--- START ---
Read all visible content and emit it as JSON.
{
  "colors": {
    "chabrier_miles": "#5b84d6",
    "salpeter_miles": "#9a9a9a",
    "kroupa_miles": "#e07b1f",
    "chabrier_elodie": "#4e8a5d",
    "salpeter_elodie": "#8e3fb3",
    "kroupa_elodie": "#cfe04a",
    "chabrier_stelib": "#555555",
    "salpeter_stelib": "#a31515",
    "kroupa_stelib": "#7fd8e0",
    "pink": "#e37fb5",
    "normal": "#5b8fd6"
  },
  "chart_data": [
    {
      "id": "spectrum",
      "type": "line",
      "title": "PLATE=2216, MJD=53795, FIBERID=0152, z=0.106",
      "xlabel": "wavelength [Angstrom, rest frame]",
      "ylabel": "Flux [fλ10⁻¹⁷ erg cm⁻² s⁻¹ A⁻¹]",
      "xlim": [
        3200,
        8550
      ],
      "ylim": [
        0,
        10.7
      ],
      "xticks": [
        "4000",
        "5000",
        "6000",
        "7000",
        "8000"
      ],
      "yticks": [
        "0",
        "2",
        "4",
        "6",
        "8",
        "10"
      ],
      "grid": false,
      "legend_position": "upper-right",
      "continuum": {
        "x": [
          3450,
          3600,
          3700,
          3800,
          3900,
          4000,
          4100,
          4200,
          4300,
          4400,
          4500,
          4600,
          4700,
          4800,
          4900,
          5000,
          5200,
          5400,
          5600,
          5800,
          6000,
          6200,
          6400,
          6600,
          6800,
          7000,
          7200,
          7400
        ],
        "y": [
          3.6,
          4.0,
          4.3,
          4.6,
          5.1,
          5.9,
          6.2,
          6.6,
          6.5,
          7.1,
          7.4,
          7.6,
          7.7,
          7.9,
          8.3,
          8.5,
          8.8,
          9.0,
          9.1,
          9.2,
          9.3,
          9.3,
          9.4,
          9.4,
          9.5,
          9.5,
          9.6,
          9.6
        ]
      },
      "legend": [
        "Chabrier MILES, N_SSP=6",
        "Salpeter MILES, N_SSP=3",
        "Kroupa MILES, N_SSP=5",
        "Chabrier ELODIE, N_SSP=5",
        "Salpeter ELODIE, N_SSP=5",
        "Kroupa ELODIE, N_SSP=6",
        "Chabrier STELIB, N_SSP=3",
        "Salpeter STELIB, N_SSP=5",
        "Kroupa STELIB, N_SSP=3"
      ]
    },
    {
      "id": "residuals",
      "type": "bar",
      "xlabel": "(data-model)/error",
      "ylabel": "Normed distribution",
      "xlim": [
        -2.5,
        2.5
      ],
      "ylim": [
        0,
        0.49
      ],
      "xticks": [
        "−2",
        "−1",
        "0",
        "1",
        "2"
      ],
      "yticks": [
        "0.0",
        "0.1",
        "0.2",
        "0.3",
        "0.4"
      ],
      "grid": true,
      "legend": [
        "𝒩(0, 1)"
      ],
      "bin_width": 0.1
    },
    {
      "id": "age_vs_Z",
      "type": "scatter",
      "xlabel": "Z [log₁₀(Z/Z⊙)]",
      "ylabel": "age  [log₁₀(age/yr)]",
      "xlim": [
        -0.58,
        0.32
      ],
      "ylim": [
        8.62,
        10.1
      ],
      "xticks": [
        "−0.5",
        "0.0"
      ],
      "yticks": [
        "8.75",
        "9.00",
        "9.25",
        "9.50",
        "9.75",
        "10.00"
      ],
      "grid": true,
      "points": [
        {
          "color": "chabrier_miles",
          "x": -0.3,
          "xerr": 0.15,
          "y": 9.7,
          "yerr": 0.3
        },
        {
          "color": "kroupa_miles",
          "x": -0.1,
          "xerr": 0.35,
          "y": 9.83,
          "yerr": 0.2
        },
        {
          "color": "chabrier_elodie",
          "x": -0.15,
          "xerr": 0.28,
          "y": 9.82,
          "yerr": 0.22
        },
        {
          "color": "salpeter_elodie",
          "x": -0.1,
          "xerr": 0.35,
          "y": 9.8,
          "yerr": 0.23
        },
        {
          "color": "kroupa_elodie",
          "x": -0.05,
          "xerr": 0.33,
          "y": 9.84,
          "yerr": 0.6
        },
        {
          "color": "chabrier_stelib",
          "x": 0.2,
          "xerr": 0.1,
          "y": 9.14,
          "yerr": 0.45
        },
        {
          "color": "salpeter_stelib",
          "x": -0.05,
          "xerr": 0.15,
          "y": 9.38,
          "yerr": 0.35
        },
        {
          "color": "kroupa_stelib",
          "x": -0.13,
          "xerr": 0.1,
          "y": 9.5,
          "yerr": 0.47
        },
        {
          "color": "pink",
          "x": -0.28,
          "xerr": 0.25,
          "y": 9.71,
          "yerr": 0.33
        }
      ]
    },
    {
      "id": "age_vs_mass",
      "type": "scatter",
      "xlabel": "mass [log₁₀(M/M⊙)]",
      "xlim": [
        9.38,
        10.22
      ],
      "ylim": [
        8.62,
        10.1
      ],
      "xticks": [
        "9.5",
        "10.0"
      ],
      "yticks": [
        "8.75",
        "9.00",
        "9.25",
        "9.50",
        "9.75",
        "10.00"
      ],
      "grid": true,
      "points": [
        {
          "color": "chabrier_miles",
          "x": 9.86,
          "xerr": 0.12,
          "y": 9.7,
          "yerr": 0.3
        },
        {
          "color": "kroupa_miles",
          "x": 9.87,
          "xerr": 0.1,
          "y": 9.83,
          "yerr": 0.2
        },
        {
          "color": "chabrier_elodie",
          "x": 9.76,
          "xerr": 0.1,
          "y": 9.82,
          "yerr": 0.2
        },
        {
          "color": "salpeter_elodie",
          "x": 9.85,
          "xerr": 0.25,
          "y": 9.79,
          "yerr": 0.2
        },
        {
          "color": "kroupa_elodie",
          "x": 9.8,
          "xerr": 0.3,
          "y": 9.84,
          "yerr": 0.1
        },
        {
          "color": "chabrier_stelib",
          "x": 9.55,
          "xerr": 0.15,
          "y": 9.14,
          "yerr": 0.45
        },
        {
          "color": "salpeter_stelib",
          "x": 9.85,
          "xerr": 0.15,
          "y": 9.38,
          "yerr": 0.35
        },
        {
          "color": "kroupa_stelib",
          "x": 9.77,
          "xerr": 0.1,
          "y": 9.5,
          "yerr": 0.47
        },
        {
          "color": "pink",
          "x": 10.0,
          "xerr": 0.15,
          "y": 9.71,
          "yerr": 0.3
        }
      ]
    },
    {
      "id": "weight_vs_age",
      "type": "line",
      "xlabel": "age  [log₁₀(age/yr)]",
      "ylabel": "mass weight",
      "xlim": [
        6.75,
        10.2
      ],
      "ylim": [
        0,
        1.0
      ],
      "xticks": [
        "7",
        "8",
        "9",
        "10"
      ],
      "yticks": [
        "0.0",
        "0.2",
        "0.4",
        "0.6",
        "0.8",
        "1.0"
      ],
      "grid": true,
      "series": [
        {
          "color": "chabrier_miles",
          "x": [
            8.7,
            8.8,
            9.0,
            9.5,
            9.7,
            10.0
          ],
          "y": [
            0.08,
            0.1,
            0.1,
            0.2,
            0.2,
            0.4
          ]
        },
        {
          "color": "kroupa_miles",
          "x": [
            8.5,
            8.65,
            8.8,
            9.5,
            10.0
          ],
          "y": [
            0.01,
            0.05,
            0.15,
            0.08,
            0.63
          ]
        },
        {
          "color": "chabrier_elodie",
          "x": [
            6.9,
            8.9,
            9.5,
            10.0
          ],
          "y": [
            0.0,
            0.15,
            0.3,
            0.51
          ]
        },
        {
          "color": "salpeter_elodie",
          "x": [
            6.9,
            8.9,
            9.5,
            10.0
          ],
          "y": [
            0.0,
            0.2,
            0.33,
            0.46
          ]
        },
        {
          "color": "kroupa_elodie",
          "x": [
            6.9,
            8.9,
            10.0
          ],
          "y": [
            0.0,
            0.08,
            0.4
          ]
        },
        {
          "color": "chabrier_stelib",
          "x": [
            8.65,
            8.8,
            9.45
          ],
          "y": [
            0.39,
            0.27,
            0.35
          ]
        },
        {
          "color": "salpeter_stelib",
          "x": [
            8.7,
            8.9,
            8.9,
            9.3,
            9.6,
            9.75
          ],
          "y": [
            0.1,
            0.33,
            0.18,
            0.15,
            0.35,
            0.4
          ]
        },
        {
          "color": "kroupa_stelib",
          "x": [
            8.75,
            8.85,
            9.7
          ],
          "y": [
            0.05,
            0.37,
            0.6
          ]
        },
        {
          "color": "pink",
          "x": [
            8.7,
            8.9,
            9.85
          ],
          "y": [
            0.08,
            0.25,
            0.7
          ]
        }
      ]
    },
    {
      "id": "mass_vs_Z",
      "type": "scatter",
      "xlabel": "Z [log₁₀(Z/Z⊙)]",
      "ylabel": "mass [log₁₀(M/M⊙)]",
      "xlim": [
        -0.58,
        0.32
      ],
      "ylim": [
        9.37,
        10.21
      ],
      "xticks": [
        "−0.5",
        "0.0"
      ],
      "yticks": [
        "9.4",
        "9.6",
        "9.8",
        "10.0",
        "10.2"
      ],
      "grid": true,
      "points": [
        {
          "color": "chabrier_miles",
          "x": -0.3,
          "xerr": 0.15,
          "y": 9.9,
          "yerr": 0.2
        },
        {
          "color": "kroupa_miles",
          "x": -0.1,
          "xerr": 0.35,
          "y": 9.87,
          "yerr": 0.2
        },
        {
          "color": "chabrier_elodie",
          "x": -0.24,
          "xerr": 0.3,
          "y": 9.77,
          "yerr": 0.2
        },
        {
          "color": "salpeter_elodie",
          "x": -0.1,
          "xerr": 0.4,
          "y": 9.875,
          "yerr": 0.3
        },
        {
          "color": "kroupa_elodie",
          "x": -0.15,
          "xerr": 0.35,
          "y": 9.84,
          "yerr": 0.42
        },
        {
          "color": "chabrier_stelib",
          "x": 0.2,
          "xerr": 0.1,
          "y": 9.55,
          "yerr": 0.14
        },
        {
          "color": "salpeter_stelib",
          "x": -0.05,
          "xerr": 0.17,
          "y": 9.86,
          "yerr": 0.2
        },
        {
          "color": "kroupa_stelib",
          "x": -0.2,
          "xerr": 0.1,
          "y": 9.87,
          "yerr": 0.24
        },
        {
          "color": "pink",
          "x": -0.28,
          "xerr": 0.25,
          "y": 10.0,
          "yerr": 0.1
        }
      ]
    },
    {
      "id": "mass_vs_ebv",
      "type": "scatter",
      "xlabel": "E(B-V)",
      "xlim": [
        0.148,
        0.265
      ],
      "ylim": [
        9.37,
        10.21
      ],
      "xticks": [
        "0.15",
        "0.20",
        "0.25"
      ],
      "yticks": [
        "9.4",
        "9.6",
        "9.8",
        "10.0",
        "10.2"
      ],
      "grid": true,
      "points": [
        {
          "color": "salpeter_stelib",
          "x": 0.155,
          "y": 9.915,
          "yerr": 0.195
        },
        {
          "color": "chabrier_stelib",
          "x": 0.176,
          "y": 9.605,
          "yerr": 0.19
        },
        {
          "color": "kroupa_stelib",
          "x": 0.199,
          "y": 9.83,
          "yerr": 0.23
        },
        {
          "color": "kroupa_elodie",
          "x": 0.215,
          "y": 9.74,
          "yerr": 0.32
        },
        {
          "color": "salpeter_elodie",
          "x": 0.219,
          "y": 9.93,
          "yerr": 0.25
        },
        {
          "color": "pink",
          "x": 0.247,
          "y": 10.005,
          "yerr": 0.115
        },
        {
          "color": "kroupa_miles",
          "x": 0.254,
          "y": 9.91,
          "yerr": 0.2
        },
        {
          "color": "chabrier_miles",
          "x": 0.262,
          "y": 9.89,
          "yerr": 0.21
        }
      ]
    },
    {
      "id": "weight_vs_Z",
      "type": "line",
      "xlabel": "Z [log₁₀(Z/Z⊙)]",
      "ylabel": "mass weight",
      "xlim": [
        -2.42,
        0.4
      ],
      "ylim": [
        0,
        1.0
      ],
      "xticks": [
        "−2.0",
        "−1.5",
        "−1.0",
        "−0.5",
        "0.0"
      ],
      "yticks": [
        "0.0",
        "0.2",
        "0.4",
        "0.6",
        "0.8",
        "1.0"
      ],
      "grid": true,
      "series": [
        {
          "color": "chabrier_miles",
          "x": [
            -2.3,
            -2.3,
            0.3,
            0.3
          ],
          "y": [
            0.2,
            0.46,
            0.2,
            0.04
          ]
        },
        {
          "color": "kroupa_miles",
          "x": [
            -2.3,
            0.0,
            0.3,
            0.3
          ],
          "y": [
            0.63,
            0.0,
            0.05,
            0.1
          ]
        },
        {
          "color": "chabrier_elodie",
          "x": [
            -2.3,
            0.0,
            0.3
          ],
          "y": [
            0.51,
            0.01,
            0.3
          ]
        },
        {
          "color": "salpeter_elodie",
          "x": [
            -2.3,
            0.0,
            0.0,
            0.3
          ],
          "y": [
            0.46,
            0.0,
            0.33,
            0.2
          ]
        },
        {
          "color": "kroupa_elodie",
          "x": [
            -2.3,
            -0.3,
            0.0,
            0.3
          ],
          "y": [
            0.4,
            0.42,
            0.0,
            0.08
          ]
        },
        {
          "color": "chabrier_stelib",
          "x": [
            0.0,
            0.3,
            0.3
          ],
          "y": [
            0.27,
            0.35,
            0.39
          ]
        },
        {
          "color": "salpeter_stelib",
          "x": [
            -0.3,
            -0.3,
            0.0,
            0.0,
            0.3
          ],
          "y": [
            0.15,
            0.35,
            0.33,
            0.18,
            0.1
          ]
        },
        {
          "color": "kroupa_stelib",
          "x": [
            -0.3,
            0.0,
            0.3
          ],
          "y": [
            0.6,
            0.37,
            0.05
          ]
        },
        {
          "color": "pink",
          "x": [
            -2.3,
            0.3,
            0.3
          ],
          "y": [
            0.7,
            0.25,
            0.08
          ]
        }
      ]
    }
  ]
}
--- END ---
Find and count the lines of the data that include the string "ylabel", and report that figure by itself.

- Solution to this exercise
6